§ **BRIEF**: Write every record out again exactly as given.

§ **DATA PROVIDED**:

# # # # #

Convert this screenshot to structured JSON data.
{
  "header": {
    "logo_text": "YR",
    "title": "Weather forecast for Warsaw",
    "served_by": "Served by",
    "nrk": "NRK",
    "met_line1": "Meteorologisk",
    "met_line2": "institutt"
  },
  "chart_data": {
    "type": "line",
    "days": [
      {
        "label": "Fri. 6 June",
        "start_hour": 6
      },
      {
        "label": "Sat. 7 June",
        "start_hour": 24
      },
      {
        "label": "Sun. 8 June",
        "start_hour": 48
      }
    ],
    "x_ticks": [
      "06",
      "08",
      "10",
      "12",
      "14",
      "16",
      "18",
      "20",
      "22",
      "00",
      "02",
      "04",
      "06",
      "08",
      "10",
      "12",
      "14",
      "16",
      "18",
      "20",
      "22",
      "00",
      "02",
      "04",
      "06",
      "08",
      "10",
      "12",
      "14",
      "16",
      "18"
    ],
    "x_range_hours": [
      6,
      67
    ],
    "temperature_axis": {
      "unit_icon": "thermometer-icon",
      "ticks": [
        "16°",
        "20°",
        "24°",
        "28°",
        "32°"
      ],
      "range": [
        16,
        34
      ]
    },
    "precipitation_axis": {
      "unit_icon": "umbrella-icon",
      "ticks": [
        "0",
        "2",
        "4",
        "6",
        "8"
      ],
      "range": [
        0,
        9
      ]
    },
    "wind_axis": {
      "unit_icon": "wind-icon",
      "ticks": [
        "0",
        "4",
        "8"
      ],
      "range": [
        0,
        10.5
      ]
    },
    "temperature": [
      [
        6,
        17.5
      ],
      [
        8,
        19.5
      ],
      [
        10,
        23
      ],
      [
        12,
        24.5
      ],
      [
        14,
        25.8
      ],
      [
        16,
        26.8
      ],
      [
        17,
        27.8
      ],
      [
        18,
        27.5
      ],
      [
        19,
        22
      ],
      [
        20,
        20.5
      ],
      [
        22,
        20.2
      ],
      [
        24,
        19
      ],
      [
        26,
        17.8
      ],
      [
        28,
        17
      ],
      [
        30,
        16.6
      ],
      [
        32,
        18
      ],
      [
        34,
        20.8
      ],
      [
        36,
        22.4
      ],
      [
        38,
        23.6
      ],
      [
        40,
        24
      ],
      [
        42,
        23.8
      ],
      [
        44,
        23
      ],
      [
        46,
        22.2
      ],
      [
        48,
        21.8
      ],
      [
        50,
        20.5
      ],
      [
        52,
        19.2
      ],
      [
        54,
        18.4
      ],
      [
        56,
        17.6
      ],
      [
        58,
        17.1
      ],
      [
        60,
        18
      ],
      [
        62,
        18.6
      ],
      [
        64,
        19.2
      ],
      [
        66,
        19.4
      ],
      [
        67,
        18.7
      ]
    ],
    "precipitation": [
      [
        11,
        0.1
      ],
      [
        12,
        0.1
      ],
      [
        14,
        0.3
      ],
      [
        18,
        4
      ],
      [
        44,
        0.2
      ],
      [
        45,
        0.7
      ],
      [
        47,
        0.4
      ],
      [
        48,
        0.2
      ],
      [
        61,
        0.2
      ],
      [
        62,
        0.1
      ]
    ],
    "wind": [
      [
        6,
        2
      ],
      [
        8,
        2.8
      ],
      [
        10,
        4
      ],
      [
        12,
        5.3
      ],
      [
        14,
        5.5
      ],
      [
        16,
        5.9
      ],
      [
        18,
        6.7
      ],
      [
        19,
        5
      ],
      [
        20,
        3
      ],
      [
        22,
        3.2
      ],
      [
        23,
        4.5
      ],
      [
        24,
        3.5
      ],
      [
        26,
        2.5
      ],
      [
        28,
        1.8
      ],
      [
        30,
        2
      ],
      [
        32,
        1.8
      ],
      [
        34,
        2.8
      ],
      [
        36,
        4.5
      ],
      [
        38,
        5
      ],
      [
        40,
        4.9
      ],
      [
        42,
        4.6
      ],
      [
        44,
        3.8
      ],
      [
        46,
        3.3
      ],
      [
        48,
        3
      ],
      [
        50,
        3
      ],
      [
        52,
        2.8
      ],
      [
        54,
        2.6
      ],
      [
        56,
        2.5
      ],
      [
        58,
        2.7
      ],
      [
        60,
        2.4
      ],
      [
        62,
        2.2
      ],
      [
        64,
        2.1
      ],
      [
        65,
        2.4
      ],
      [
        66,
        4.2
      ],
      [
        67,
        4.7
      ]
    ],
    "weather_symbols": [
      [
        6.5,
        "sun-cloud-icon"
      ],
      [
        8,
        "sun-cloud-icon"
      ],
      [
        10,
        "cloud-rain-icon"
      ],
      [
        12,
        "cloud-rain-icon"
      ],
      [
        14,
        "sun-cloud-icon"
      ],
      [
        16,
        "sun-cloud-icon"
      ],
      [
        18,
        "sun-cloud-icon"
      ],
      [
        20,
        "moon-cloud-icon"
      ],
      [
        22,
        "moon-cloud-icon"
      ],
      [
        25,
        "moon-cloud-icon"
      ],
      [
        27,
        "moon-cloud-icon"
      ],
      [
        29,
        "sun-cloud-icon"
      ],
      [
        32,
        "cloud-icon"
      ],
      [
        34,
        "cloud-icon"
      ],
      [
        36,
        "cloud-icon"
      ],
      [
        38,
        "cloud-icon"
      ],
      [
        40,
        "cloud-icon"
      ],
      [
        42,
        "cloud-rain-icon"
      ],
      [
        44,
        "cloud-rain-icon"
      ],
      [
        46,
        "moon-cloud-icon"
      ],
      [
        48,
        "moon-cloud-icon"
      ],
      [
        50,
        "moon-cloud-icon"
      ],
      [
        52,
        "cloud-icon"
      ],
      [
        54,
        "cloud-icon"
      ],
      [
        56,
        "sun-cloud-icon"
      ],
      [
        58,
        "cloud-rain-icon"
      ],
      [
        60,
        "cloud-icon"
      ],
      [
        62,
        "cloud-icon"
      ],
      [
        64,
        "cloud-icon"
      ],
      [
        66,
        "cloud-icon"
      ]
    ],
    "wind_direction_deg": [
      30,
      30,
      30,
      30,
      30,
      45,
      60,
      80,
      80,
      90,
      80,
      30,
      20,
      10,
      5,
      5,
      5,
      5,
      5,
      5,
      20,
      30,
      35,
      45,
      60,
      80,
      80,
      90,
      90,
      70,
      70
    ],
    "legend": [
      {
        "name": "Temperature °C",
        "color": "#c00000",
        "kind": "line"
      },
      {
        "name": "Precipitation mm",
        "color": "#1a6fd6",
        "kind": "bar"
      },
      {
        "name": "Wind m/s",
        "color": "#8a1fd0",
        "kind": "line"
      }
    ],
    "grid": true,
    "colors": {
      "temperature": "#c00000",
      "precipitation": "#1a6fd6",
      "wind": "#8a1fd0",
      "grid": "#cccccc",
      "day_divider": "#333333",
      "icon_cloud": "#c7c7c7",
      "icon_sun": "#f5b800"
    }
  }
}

# # # # #

§ **RESPONSE FOR THIS EXERCISE**:
Convert this screenshot to structured JSON data.
{
  "header": {
    "logo_text": "YR",
    "title": "Weather forecast for Warsaw",
    "served_by": "Served by",
    "nrk": "NRK",
    "met_line1": "Meteorologisk",
    "met_line2": "institutt"
  },
  "chart_data": {
    "type": "line",
    "days": [
      {
        "label": "Fri. 6 June",
        "start_hour": 6
      },
      {
        "label": "Sat. 7 June",
        "start_hour": 24
      },
      {
        "label": "Sun. 8 June",
        "start_hour": 48
      }
    ],
    "x_ticks": [
      "06",
      "08",
      "10",
      "12",
      "14",
      "16",
      "18",
      "20",
      "22",
      "00",
      "02",
      "04",
      "06",
      "08",
      "10",
      "12",
      "14",
      "16",
      "18",
      "20",
      "22",
      "00",
      "02",
      "04",
      "06",
      "08",
      "10",
      "12",
      "14",
      "16",
      "18"
    ],
    "x_range_hours": [
      6,
      67
    ],
    "temperature_axis": {
      "unit_icon": "thermometer-icon",
      "ticks": [
        "16°",
        "20°",
        "24°",
        "28°",
        "32°"
      ],
      "range": [
        16,
        34
      ]
    },
    "precipitation_axis": {
      "unit_icon": "umbrella-icon",
      "ticks": [
        "0",
        "2",
        "4",
        "6",
        "8"
      ],
      "range": [
        0,
        9
      ]
    },
    "wind_axis": {
      "unit_icon": "wind-icon",
      "ticks": [
        "0",
        "4",
        "8"
      ],
      "range": [
        0,
        10.5
      ]
    },
    "temperature": [
      [
        6,
        17.5
      ],
      [
        8,
        19.5
      ],
      [
        10,
        23
      ],
      [
        12,
        24.5
      ],
      [
        14,
        25.8
      ],
      [
        16,
        26.8
      ],
      [
        17,
        27.8
      ],
      [
        18,
        27.5
      ],
      [
        19,
        22
      ],
      [
        20,
        20.5
      ],
      [
        22,
        20.2
      ],
      [
        24,
        19
      ],
      [
        26,
        17.8
      ],
      [
        28,
        17
      ],
      [
        30,
        16.6
      ],
      [
        32,
        18
      ],
      [
        34,
        20.8
      ],
      [
        36,
        22.4
      ],
      [
        38,
        23.6
      ],
      [
        40,
        24
      ],
      [
        42,
        23.8
      ],
      [
        44,
        23
      ],
      [
        46,
        22.2
      ],
      [
        48,
        21.8
      ],
      [
        50,
        20.5
      ],
      [
        52,
        19.2
      ],
      [
        54,
        18.4
      ],
      [
        56,
        17.6
      ],
      [
        58,
        17.1
      ],
      [
        60,
        18
      ],
      [
        62,
        18.6
      ],
      [
        64,
        19.2
      ],
      [
        66,
        19.4
      ],
      [
        67,
        18.7
      ]
    ],
    "precipitation": [
      [
        11,
        0.1
      ],
      [
        12,
        0.1
      ],
      [
        14,
        0.3
      ],
      [
        18,
        4
      ],
      [
        44,
        0.2
      ],
      [
        45,
        0.7
      ],
      [
        47,
        0.4
      ],
      [
        48,
        0.2
      ],
      [
        61,
        0.2
      ],
      [
        62,
        0.1
      ]
    ],
    "wind": [
      [
        6,
        2
      ],
      [
        8,
        2.8
      ],
      [
        10,
        4
      ],
      [
        12,
        5.3
      ],
      [
        14,
        5.5
      ],
      [
        16,
        5.9
      ],
      [
        18,
        6.7
      ],
      [
        19,
        5
      ],
      [
        20,
        3
      ],
      [
        22,
        3.2
      ],
      [
        23,
        4.5
      ],
      [
        24,
        3.5
      ],
      [
        26,
        2.5
      ],
      [
        28,
        1.8
      ],
      [
        30,
        2
      ],
      [
        32,
        1.8
      ],
      [
        34,
        2.8
      ],
      [
        36,
        4.5
      ],
      [
        38,
        5
      ],
      [
        40,
        4.9
      ],
      [
        42,
        4.6
      ],
      [
        44,
        3.8
      ],
      [
        46,
        3.3
      ],
      [
        48,
        3
      ],
      [
        50,
        3
      ],
      [
        52,
        2.8
      ],
      [
        54,
        2.6
      ],
      [
        56,
        2.5
      ],
      [
        58,
        2.7
      ],
      [
        60,
        2.4
      ],
      [
        62,
        2.2
      ],
      [
        64,
        2.1
      ],
      [
        65,
        2.4
      ],
      [
        66,
        4.2
      ],
      [
        67,
        4.7
      ]
    ],
    "weather_symbols": [
      [
        6.5,
        "sun-cloud-icon"
      ],
      [
        8,
        "sun-cloud-icon"
      ],
      [
        10,
        "cloud-rain-icon"
      ],
      [
        12,
        "cloud-rain-icon"
      ],
      [
        14,
        "sun-cloud-icon"
      ],
      [
        16,
        "sun-cloud-icon"
      ],
      [
        18,
        "sun-cloud-icon"
      ],
      [
        20,
        "moon-cloud-icon"
      ],
      [
        22,
        "moon-cloud-icon"
      ],
      [
        25,
        "moon-cloud-icon"
      ],
      [
        27,
        "moon-cloud-icon"
      ],
      [
        29,
        "sun-cloud-icon"
      ],
      [
        32,
        "cloud-icon"
      ],
      [
        34,
        "cloud-icon"
      ],
      [
        36,
        "cloud-icon"
      ],
      [
        38,
        "cloud-icon"
      ],
      [
        40,
        "cloud-icon"
      ],
      [
        42,
        "cloud-rain-icon"
      ],
      [
        44,
        "cloud-rain-icon"
      ],
      [
        46,
        "moon-cloud-icon"
      ],
      [
        48,
        "moon-cloud-icon"
      ],
      [
        50,
        "moon-cloud-icon"
      ],
      [
        52,
        "cloud-icon"
      ],
      [
        54,
        "cloud-icon"
      ],
      [
        56,
        "sun-cloud-icon"
      ],
      [
        58,
        "cloud-rain-icon"
      ],
      [
        60,
        "cloud-icon"
      ],
      [
        62,
        "cloud-icon"
      ],
      [
        64,
        "cloud-icon"
      ],
      [
        66,
        "cloud-icon"
      ]
    ],
    "wind_direction_deg": [
      30,
      30,
      30,
      30,
      30,
      45,
      60,
      80,
      80,
      90,
      80,
      30,
      20,
      10,
      5,
      5,
      5,
      5,
      5,
      5,
      20,
      30,
      35,
      45,
      60,
      80,
      80,
      90,
      90,
      70,
      70
    ],
    "legend": [
      {
        "name": "Temperature °C",
        "color": "#c00000",
        "kind": "line"
      },
      {
        "name": "Precipitation mm",
        "color": "#1a6fd6",
        "kind": "bar"
      },
      {
        "name": "Wind m/s",
        "color": "#8a1fd0",
        "kind": "line"
      }
    ],
    "grid": true,
    "colors": {
      "temperature": "#c00000",
      "precipitation": "#1a6fd6",
      "wind": "#8a1fd0",
      "grid": "#cccccc",
      "day_divider": "#333333",
      "icon_cloud": "#c7c7c7",
      "icon_sun": "#f5b800"
    }
  }
}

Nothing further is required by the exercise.